Directions -> Note each line of the listing that contains the string "بنصب", and copy it.

(Recorded data)
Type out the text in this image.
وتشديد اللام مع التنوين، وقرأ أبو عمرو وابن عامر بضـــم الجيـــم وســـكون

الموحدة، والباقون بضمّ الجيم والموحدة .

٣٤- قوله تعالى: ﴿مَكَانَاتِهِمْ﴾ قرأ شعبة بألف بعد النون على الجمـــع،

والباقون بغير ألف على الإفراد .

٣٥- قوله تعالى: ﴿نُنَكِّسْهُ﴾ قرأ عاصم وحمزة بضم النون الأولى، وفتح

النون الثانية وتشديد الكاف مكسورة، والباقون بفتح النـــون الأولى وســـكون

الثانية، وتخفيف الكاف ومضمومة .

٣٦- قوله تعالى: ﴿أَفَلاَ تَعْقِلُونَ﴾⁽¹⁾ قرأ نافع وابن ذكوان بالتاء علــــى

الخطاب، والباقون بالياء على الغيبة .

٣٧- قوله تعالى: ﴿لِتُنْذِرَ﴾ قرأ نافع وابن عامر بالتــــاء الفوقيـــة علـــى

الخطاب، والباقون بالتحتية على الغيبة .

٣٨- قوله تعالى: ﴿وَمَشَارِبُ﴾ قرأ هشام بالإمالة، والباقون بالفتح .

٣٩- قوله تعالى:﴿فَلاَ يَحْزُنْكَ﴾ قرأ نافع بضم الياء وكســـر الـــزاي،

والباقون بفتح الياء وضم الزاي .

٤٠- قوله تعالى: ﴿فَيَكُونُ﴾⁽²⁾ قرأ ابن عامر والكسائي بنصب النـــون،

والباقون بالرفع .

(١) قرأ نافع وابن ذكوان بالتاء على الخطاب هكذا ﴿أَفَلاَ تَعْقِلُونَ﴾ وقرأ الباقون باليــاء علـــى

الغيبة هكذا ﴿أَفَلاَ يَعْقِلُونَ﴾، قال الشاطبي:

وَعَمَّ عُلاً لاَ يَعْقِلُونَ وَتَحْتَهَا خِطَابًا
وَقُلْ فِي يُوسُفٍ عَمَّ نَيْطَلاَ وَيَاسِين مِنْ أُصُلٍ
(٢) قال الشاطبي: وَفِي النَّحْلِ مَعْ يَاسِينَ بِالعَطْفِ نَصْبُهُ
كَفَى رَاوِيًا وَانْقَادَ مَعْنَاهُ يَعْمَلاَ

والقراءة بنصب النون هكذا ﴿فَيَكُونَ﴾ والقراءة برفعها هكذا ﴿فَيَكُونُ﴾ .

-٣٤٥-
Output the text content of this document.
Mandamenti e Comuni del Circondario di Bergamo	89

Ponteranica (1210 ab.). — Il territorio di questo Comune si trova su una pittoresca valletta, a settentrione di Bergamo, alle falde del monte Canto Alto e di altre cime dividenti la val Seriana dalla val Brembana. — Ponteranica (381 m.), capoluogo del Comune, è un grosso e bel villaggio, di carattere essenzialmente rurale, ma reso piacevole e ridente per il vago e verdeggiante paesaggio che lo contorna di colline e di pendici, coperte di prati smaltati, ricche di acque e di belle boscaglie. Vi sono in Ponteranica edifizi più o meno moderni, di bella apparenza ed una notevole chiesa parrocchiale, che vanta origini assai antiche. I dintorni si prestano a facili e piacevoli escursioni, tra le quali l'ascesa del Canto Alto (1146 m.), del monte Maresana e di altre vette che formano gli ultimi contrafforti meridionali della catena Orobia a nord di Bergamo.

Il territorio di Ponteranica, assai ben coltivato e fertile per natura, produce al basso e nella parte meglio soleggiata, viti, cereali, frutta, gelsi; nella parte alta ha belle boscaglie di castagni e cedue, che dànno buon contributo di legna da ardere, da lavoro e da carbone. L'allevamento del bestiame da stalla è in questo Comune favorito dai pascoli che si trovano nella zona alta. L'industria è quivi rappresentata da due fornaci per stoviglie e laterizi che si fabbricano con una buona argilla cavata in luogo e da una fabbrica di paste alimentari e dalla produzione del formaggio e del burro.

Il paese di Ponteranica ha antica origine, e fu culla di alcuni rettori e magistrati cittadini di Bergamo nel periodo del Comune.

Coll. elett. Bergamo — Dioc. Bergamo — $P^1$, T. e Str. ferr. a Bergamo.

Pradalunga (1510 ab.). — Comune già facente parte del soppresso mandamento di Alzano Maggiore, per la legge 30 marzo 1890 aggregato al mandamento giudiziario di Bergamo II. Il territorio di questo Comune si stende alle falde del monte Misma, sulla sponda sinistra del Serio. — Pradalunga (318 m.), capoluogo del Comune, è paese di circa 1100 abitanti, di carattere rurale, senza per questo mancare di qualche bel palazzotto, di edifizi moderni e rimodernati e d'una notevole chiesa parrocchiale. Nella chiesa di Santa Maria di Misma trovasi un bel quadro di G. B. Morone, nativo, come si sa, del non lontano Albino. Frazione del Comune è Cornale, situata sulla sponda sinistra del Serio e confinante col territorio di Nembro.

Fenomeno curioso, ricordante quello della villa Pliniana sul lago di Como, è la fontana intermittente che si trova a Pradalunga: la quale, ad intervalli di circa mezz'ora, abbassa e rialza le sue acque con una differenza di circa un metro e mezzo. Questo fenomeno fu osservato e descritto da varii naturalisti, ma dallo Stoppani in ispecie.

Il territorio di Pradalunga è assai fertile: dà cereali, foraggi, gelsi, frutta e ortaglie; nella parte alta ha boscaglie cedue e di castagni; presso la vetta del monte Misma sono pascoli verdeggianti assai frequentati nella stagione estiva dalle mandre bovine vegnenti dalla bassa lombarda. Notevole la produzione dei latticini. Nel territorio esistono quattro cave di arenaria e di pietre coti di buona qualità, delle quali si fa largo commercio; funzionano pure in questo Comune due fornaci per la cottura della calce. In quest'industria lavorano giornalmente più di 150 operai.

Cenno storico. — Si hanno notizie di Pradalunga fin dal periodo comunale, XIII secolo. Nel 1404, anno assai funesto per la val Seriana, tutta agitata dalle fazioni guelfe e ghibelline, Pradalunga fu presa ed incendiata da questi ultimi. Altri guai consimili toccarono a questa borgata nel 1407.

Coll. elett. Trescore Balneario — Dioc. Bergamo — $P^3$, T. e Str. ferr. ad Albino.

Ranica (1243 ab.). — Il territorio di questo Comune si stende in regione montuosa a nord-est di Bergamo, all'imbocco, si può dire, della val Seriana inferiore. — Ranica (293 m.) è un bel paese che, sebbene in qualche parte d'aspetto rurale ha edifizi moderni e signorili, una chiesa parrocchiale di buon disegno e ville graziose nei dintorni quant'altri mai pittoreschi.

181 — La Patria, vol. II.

==

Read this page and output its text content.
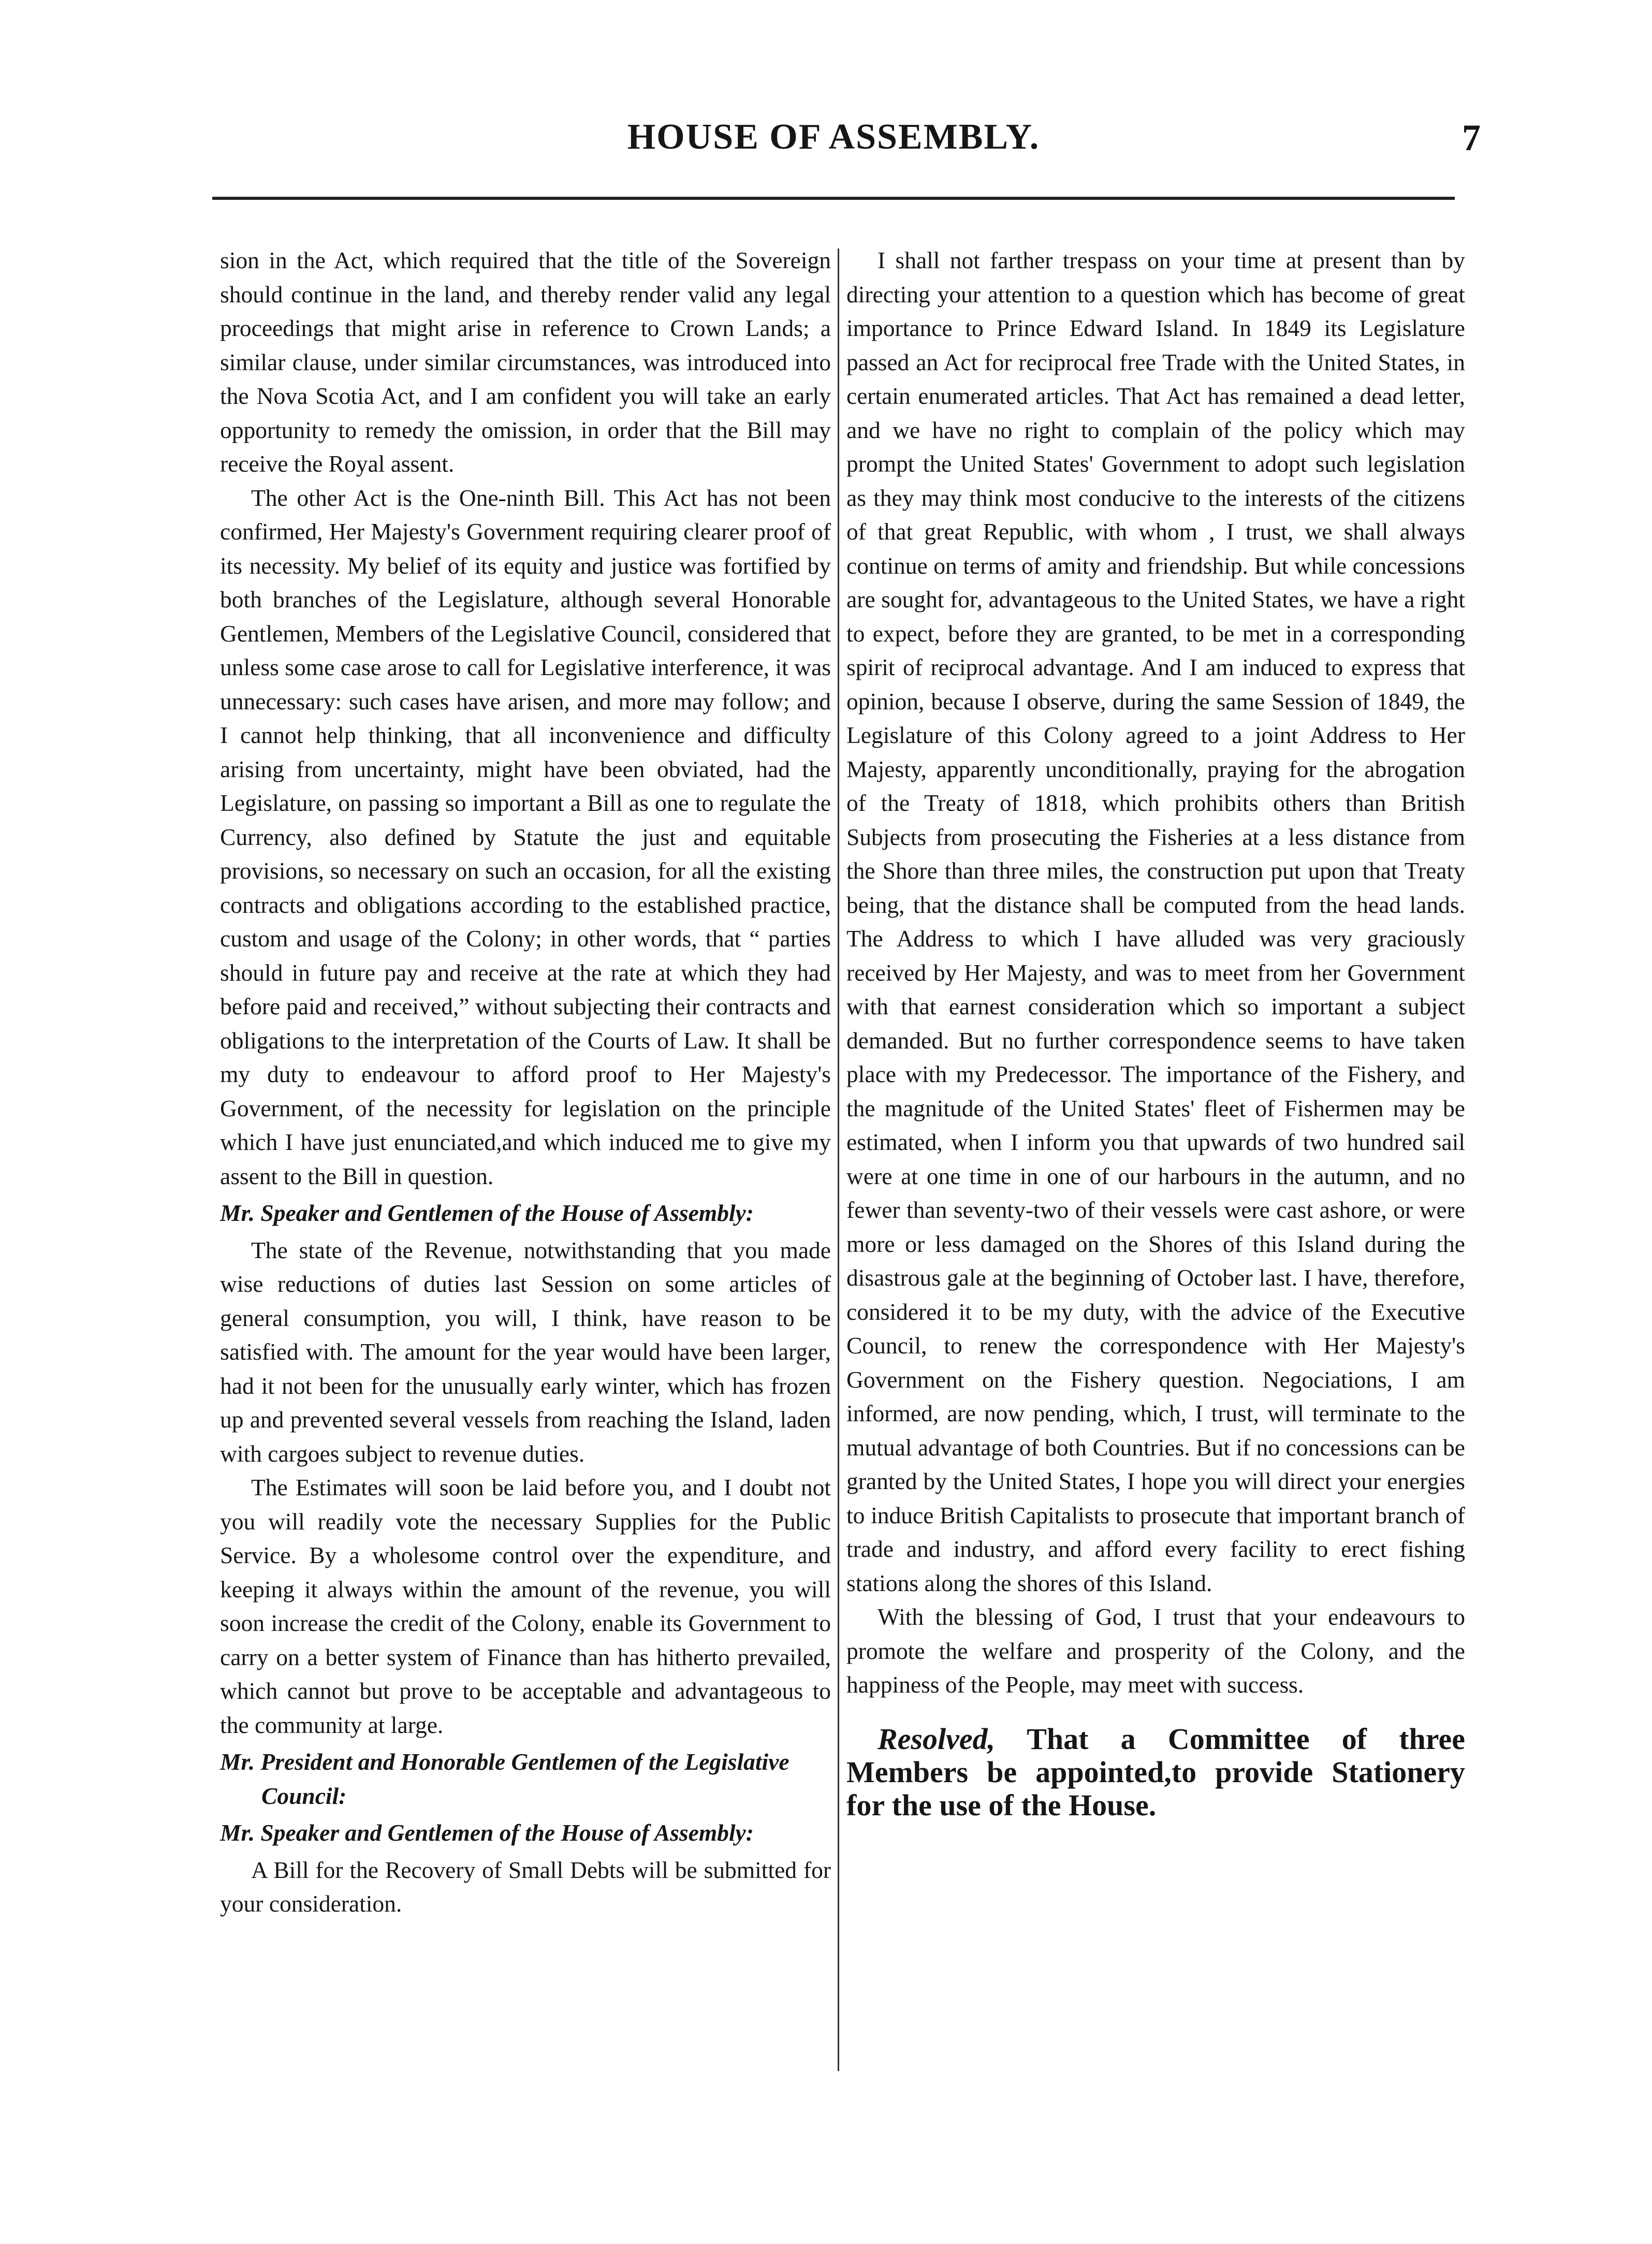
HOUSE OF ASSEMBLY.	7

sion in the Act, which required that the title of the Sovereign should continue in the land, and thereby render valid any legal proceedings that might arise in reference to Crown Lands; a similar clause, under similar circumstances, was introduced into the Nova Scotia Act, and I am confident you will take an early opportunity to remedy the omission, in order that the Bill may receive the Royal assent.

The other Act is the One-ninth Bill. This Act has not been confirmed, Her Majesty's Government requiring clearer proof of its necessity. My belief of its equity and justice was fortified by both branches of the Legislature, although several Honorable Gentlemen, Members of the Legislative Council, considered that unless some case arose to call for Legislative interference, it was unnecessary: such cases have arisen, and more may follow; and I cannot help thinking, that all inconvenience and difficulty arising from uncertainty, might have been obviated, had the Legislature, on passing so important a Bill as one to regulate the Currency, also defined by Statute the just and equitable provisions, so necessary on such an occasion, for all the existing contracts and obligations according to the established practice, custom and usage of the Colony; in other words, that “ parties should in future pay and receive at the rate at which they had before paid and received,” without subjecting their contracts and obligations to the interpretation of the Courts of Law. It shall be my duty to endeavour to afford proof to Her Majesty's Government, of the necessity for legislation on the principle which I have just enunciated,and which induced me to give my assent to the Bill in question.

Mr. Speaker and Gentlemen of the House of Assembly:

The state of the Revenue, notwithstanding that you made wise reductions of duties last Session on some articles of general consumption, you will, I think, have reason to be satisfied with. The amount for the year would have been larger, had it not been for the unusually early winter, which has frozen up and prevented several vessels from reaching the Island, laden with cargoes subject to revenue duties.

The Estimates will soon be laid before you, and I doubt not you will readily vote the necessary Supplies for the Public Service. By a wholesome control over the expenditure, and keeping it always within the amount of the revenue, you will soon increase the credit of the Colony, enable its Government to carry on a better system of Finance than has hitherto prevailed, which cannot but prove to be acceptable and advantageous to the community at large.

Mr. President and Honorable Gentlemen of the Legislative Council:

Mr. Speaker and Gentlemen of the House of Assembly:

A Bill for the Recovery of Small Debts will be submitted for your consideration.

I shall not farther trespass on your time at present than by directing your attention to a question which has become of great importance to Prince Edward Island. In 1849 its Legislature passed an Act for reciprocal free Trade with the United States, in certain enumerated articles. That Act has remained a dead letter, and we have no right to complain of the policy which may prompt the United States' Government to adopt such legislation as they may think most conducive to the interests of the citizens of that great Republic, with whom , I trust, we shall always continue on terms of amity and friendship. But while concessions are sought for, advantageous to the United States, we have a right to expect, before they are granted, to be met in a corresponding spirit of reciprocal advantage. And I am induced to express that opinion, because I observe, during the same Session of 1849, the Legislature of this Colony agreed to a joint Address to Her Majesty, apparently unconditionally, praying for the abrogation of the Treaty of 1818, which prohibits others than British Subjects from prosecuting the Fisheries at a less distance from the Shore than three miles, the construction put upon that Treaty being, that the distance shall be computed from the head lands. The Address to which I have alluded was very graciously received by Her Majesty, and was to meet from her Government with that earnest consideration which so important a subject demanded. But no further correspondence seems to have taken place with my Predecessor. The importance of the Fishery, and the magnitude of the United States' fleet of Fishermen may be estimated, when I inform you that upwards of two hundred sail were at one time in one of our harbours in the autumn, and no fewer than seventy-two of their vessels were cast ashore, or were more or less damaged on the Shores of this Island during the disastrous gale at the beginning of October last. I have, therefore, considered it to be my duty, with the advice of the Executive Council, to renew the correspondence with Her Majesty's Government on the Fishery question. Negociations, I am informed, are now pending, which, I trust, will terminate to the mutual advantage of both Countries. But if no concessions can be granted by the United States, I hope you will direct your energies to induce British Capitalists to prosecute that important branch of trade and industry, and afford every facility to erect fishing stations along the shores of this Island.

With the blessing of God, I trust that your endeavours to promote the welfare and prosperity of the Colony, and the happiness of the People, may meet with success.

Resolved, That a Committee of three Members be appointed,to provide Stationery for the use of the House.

In response ->
٤٠- قوله تعالى: ﴿فَيَكُونُ﴾⁽²⁾ قرأ ابن عامر والكسائي بنصب النـــون،
والقراءة بنصب النون هكذا ﴿فَيَكُونَ﴾ والقراءة برفعها هكذا ﴿فَيَكُونُ﴾ .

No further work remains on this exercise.